Data entries
........

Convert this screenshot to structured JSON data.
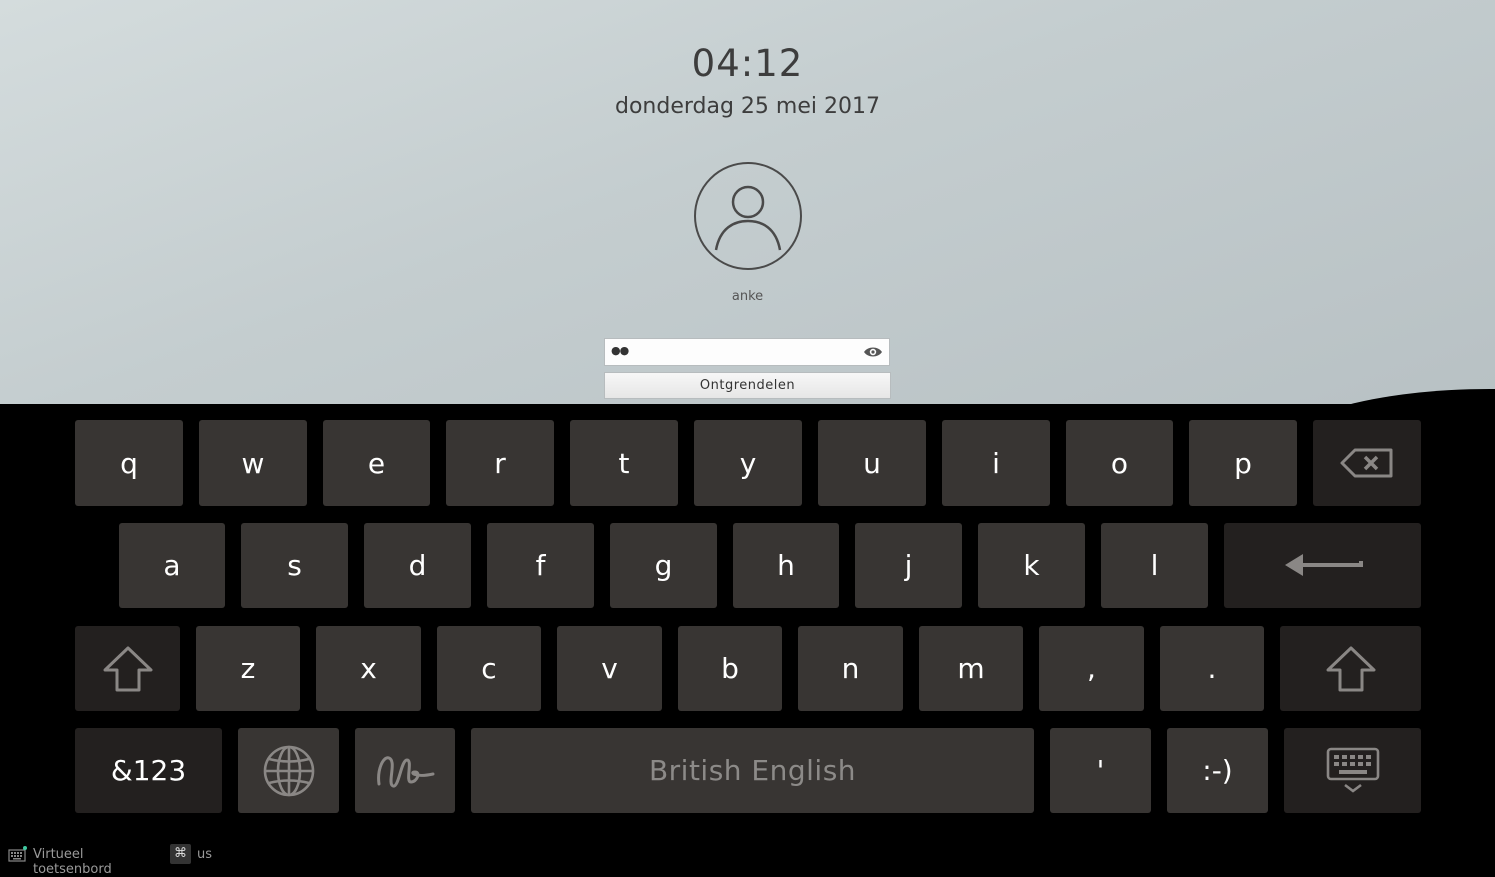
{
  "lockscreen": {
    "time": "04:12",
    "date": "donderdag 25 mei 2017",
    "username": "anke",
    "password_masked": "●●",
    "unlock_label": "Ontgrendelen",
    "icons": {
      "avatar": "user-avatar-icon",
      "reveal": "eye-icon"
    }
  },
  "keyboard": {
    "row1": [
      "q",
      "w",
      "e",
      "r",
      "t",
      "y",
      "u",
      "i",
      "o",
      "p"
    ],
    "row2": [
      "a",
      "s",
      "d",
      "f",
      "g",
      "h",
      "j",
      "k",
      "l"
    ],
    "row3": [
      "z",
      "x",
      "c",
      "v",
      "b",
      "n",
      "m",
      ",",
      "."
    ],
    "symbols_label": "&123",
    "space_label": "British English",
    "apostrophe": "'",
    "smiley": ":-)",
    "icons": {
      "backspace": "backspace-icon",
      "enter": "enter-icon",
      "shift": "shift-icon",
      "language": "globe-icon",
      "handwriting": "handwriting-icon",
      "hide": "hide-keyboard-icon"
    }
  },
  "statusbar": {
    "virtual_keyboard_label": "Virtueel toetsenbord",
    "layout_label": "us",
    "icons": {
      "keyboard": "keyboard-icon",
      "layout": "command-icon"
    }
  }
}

........

> **What the task asks**:
Set down the lines of the records above exactly, apart from the pictures.

> **Solution to the exercise**:
Convert this screenshot to structured JSON data.
{
  "lockscreen": {
    "time": "04:12",
    "date": "donderdag 25 mei 2017",
    "username": "anke",
    "password_masked": "●●",
    "unlock_label": "Ontgrendelen",
    "icons": {
      "avatar": "user-avatar-icon",
      "reveal": "eye-icon"
    }
  },
  "keyboard": {
    "row1": [
      "q",
      "w",
      "e",
      "r",
      "t",
      "y",
      "u",
      "i",
      "o",
      "p"
    ],
    "row2": [
      "a",
      "s",
      "d",
      "f",
      "g",
      "h",
      "j",
      "k",
      "l"
    ],
    "row3": [
      "z",
      "x",
      "c",
      "v",
      "b",
      "n",
      "m",
      ",",
      "."
    ],
    "symbols_label": "&123",
    "space_label": "British English",
    "apostrophe": "'",
    "smiley": ":-)",
    "icons": {
      "backspace": "backspace-icon",
      "enter": "enter-icon",
      "shift": "shift-icon",
      "language": "globe-icon",
      "handwriting": "handwriting-icon",
      "hide": "hide-keyboard-icon"
    }
  },
  "statusbar": {
    "virtual_keyboard_label": "Virtueel toetsenbord",
    "layout_label": "us",
    "icons": {
      "keyboard": "keyboard-icon",
      "layout": "command-icon"
    }
  }
}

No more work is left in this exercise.